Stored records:
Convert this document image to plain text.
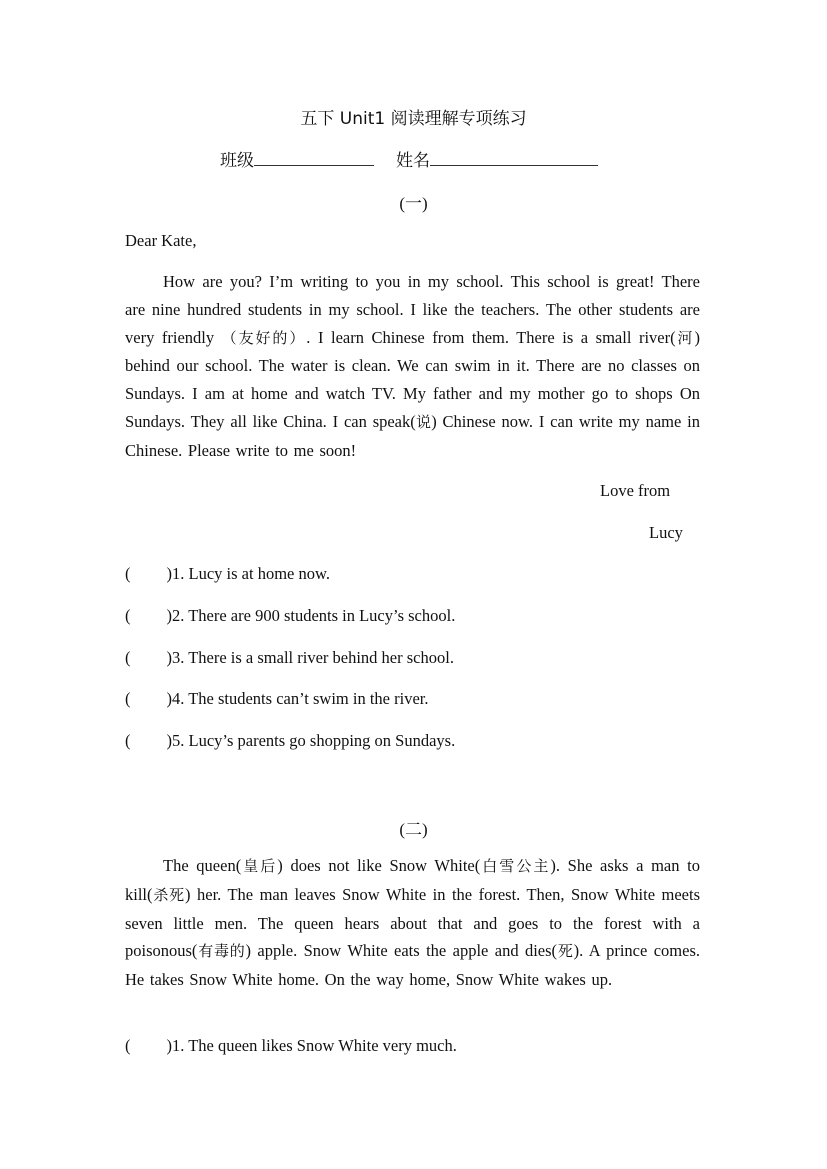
五下 Unit1 阅读理解专项练习
班级	姓名
(一)
Dear Kate,
How are you? I’m writing to you in my school. This school is great! There are nine hundred students in my school. I like the teachers. The other students are very friendly （友好的）. I learn Chinese from them. There is a small river(河) behind our school. The water is clean. We can swim in it. There are no classes on Sundays. I am at home and watch TV. My father and my mother go to shops On Sundays. They all like China. I can speak(说) Chinese now. I can write my name in Chinese. Please write to me soon!
Love from
Lucy
( ) 1. Lucy is at home now.
( ) 2. There are 900 students in Lucy’s school.
( ) 3. There is a small river behind her school.
( ) 4. The students can’t swim in the river.
( ) 5. Lucy’s parents go shopping on Sundays.
(二)
The queen(皇后) does not like Snow White(白雪公主). She asks a man to kill(杀死) her. The man leaves Snow White in the forest. Then, Snow White meets seven little men. The queen hears about that and goes to the forest with a poisonous(有毒的) apple. Snow White eats the apple and dies(死). A prince comes. He takes Snow White home. On the way home, Snow White wakes up.
( ) 1. The queen likes Snow White very much.
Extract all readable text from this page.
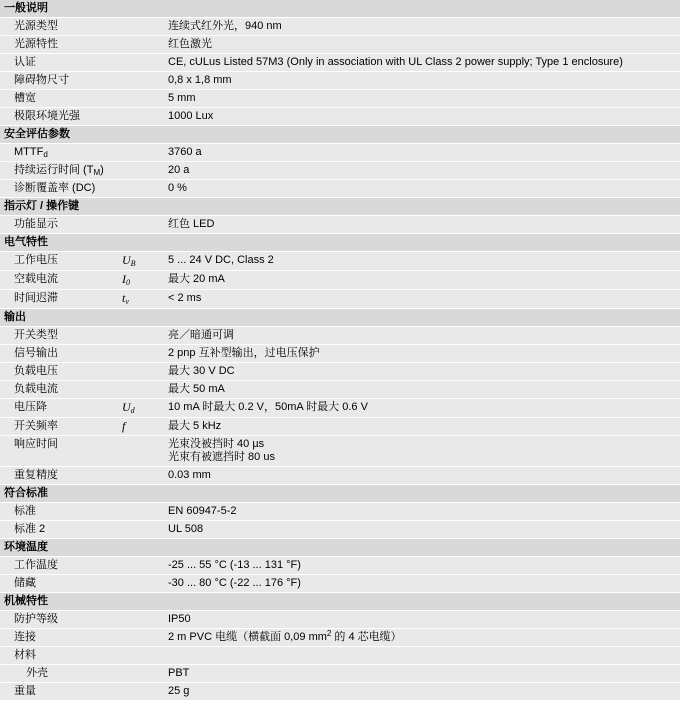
一般说明		
光源类型		连续式红外光，940 nm
光源特性		红色激光
认证		CE, cULus Listed 57M3 (Only in association with UL Class 2 power supply; Type 1 enclosure)
障碍物尺寸		0,8 x 1,8 mm
槽宽		5 mm
极限环境光强		1000 Lux
安全评估参数		
$MTTF_d$		3760 a
持续运行时间 $(T_M)$		20 a
诊断覆盖率 (DC)		0 %
指示灯 / 操作键		
功能显示		红色 LED
电气特性		
工作电压	$U_B$	5 ... 24 V DC, Class 2
空载电流	$I_0$	最大 20 mA
时间迟滞	$t_v$	< 2 ms
输出		
开关类型		亮／暗通可调
信号输出		2 pnp 互补型输出，过电压保护
负载电压		最大 30 V DC
负载电流		最大 50 mA
电压降	$U_d$	10 mA 时最大 0.2 V，50mA 时最大 0.6 V
开关频率	f	最大 5 kHz
响应时间		光束没被挡时 40 µs
光束有被遮挡时 80 us

重复精度		0.03 mm
符合标准		
标准		EN 60947-5-2
标准 2		UL 508
环境温度		
工作温度		-25 ... 55 °C (-13 ... 131 °F)
储藏		-30 ... 80 °C (-22 ... 176 °F)
机械特性		
防护等级		IP50
连接		2 m PVC 电缆（横截面 0,09 $mm^2$ 的 4 芯电缆）
材料		
外壳		PBT
重量		25 g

WORK TO BE COMPLETED: Quote exactly, and nothing besides, the lines from the one with "Extract all readable text from this page." through the end of the records above; include both ends and omit the pictures.

SOLVED EXERCISE:
Extract all readable text from this page.
一般说明		
光源类型		连续式红外光，940 nm
光源特性		红色激光
认证		CE, cULus Listed 57M3 (Only in association with UL Class 2 power supply; Type 1 enclosure)
障碍物尺寸		0,8 x 1,8 mm
槽宽		5 mm
极限环境光强		1000 Lux
安全评估参数		
$MTTF_d$		3760 a
持续运行时间 $(T_M)$		20 a
诊断覆盖率 (DC)		0 %
指示灯 / 操作键		
功能显示		红色 LED
电气特性		
工作电压	$U_B$	5 ... 24 V DC, Class 2
空载电流	$I_0$	最大 20 mA
时间迟滞	$t_v$	< 2 ms
输出		
开关类型		亮／暗通可调
信号输出		2 pnp 互补型输出，过电压保护
负载电压		最大 30 V DC
负载电流		最大 50 mA
电压降	$U_d$	10 mA 时最大 0.2 V，50mA 时最大 0.6 V
开关频率	f	最大 5 kHz
响应时间		光束没被挡时 40 µs
光束有被遮挡时 80 us

重复精度		0.03 mm
符合标准		
标准		EN 60947-5-2
标准 2		UL 508
环境温度		
工作温度		-25 ... 55 °C (-13 ... 131 °F)
储藏		-30 ... 80 °C (-22 ... 176 °F)
机械特性		
防护等级		IP50
连接		2 m PVC 电缆（横截面 0,09 $mm^2$ 的 4 芯电缆）
材料		
外壳		PBT
重量		25 g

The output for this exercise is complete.